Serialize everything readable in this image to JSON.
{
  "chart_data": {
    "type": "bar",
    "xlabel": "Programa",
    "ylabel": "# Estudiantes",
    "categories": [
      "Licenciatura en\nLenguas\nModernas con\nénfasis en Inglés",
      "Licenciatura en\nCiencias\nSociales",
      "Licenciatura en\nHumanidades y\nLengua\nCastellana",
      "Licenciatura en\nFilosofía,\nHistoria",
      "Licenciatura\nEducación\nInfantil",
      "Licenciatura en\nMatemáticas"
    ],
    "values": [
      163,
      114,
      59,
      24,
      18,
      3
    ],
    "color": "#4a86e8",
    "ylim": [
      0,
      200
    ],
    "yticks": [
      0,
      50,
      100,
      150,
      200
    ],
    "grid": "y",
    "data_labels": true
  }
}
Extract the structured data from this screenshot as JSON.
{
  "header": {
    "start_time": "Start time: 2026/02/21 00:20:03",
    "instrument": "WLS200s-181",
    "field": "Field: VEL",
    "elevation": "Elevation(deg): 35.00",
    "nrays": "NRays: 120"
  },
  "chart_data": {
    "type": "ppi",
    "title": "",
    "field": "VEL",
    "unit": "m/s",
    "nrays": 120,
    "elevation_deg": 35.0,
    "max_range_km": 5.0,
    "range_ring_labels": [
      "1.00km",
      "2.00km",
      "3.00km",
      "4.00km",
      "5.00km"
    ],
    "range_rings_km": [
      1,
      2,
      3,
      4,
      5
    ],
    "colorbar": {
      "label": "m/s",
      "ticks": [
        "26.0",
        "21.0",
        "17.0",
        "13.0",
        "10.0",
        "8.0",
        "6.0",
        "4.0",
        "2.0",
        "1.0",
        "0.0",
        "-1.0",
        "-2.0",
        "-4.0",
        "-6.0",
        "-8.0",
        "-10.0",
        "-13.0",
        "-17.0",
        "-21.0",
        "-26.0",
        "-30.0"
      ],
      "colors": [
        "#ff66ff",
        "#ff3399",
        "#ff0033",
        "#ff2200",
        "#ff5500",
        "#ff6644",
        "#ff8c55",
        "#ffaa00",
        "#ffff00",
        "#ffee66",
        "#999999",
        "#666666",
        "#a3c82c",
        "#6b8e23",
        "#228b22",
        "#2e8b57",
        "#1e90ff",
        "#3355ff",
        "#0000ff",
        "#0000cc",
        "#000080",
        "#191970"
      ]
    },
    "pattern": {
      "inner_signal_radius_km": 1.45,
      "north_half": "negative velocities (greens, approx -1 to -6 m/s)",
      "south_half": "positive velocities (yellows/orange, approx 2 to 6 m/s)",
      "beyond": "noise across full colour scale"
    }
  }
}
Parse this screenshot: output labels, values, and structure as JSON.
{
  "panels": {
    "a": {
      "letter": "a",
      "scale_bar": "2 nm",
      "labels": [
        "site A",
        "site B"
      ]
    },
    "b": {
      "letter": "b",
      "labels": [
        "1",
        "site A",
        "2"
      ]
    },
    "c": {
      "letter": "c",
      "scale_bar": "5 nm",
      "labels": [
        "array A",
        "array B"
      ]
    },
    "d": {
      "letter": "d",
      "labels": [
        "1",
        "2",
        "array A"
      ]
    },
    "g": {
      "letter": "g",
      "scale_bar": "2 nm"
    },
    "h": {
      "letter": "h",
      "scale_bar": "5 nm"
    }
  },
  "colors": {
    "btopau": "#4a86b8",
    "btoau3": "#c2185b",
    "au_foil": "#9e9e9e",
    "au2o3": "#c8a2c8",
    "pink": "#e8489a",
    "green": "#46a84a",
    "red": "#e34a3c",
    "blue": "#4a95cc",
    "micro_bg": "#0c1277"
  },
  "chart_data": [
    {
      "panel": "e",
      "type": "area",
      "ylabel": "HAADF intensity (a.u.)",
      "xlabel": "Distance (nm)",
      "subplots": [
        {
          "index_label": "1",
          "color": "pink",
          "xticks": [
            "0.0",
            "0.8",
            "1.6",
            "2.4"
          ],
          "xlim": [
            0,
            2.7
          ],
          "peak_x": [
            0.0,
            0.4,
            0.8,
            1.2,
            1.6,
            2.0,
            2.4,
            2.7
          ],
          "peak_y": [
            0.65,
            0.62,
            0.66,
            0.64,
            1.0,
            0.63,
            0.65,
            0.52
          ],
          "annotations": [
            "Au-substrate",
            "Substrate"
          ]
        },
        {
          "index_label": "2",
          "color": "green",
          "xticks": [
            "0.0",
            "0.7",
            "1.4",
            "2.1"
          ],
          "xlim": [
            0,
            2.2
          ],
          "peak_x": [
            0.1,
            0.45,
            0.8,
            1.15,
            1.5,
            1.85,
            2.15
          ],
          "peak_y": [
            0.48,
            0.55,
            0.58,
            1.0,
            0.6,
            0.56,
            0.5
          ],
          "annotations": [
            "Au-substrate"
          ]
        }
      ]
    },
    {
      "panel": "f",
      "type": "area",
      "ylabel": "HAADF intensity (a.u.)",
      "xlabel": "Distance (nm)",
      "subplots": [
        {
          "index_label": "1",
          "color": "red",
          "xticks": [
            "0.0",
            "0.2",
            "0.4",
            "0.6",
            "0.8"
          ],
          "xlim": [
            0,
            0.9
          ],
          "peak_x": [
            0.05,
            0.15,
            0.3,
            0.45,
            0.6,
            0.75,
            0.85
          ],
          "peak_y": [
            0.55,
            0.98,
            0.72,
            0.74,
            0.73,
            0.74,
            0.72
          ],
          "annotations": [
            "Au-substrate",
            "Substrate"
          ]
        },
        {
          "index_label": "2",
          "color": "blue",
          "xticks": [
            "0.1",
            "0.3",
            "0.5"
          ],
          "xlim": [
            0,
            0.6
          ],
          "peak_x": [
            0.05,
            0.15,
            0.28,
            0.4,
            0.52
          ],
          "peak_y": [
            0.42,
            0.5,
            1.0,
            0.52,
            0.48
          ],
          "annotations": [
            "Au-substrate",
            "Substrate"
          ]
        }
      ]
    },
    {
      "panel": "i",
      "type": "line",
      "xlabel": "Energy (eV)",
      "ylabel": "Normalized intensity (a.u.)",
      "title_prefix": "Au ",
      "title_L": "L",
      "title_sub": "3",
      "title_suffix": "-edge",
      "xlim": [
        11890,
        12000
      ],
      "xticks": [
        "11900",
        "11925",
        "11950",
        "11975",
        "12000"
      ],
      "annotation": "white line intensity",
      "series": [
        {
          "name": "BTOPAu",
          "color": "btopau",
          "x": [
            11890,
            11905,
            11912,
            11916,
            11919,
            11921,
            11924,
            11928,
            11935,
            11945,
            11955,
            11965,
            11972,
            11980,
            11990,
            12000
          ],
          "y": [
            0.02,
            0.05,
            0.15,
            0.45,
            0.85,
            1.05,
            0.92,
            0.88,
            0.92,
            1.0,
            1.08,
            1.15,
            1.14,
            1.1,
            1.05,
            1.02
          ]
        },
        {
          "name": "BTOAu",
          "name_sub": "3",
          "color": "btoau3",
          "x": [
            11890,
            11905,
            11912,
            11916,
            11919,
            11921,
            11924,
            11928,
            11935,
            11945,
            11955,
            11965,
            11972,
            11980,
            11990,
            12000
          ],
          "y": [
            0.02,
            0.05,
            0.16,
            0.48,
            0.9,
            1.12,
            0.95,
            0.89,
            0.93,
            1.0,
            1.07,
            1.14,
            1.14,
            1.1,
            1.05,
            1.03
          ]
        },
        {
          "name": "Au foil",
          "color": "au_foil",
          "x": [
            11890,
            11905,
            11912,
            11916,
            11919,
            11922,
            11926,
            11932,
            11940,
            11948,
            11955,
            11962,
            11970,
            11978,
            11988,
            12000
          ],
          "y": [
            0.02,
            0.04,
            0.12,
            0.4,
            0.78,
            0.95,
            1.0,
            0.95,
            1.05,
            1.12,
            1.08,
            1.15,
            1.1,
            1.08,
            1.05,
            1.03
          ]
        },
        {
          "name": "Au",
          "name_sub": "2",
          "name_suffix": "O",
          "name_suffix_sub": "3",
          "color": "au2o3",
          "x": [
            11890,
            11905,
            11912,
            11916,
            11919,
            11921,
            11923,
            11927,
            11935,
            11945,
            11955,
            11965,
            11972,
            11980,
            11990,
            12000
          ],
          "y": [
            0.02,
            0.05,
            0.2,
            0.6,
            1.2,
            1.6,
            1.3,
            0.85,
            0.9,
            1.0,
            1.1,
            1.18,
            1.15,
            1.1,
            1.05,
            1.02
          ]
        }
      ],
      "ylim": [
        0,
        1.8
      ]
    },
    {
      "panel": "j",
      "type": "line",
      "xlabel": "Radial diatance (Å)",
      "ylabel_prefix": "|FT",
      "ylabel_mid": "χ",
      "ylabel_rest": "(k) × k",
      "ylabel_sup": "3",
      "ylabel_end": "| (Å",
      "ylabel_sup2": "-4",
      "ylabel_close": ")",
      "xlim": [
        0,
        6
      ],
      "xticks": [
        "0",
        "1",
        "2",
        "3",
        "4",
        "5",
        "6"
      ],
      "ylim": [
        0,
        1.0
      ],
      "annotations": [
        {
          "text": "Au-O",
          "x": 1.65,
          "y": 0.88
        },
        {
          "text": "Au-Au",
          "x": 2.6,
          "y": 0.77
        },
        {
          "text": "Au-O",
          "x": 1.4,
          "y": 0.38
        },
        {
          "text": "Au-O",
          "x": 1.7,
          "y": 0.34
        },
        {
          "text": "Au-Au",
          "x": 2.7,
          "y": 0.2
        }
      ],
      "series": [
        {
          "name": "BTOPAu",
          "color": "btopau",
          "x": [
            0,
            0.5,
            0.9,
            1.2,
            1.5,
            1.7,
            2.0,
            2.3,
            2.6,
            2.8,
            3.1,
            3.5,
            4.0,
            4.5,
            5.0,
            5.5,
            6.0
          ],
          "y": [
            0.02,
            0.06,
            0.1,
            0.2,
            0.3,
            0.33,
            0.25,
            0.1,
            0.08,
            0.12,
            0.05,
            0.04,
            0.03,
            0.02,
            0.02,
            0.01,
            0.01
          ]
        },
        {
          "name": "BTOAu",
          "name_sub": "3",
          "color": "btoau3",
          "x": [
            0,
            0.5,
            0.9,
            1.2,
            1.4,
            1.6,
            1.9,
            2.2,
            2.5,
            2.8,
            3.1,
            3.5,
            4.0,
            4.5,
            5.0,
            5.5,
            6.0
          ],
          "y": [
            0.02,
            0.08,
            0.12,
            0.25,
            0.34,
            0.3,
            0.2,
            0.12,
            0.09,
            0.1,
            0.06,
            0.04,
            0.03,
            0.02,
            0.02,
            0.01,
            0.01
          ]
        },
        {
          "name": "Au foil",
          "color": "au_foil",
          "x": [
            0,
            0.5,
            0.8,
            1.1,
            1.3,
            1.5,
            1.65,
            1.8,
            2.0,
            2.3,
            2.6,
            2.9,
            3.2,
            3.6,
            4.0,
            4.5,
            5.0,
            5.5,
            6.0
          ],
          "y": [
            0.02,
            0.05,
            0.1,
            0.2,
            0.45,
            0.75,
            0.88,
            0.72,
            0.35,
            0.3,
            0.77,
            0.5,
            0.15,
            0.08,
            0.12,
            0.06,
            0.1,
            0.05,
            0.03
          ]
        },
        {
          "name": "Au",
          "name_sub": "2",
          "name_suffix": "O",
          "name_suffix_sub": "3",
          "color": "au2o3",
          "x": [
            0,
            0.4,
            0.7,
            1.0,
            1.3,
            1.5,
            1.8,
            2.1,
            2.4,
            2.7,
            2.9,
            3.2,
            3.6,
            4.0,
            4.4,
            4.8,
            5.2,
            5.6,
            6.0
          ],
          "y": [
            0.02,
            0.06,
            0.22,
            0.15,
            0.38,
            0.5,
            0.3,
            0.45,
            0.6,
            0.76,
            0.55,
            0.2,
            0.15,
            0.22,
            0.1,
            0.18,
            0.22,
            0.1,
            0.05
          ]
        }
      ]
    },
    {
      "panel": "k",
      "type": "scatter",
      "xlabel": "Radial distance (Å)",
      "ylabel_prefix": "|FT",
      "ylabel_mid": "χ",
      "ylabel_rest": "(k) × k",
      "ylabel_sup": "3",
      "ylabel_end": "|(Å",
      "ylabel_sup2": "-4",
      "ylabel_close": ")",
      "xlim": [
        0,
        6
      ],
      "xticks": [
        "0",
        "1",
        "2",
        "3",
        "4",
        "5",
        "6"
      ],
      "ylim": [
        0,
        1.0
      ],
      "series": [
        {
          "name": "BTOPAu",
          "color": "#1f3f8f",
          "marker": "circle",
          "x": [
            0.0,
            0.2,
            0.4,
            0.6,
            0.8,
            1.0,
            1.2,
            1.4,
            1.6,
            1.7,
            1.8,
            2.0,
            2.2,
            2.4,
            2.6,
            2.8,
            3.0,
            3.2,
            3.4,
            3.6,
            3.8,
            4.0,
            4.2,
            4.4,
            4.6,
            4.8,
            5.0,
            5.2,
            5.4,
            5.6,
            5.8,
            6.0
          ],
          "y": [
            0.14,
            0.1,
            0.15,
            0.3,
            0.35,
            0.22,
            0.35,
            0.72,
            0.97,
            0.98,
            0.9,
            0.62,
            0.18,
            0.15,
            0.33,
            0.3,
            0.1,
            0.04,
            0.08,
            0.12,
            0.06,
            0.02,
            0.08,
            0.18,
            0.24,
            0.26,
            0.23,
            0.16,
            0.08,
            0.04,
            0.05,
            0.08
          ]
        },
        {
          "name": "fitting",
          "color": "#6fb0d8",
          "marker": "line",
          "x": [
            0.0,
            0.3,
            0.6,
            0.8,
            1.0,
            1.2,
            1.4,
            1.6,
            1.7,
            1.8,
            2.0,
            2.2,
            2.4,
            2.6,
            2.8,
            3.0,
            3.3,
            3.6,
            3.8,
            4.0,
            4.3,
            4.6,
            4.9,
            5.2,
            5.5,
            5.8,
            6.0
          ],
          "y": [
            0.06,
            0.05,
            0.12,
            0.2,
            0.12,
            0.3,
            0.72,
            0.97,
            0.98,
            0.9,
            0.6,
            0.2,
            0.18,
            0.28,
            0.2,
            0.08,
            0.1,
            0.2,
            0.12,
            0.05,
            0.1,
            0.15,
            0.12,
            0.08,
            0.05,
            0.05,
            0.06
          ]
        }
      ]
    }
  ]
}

_ _ _

» Exercise aim
How many lines of these entries hold the string "this"? Answer with the number alone.

» Written reply
3